Search the listing for the string "ylabel" and copy every line that contains it.

■ Provided records

....

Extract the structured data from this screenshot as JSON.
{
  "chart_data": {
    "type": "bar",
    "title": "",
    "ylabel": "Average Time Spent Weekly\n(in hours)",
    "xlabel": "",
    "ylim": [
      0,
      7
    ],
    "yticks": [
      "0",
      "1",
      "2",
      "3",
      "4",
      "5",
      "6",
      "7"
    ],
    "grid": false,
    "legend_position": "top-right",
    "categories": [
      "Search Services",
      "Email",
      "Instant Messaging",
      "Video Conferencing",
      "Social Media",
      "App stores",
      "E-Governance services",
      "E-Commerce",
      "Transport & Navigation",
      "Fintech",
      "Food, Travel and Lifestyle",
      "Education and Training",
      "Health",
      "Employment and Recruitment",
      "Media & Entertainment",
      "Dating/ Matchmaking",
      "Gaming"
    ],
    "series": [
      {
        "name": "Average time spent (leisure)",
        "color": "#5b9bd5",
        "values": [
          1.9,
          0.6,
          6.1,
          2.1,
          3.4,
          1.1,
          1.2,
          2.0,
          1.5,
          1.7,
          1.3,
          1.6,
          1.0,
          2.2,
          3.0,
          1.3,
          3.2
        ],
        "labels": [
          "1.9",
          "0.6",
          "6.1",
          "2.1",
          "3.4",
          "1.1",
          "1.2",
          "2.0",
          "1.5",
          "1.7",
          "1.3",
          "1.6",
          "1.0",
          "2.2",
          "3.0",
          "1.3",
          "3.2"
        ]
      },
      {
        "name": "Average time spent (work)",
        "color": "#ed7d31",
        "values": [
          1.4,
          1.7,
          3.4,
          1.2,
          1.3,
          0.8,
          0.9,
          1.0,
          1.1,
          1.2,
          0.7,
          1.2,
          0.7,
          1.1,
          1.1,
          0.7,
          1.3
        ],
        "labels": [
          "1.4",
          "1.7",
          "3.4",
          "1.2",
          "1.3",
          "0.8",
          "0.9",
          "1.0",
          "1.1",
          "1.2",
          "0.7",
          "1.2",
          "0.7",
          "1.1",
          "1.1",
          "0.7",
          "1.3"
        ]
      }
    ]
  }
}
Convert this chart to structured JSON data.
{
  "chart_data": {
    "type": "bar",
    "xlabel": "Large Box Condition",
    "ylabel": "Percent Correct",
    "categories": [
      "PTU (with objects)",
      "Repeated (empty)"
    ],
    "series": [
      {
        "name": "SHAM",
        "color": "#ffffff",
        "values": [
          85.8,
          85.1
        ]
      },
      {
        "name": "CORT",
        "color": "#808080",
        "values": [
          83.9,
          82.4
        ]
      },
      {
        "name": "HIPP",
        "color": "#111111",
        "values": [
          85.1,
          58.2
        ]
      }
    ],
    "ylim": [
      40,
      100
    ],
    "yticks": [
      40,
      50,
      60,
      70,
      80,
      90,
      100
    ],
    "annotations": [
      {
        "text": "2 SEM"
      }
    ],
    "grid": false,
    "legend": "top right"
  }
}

....

■ Result of this task
    "ylabel": "Average Time Spent Weekly\n(in hours)",
    "ylabel": "Percent Correct",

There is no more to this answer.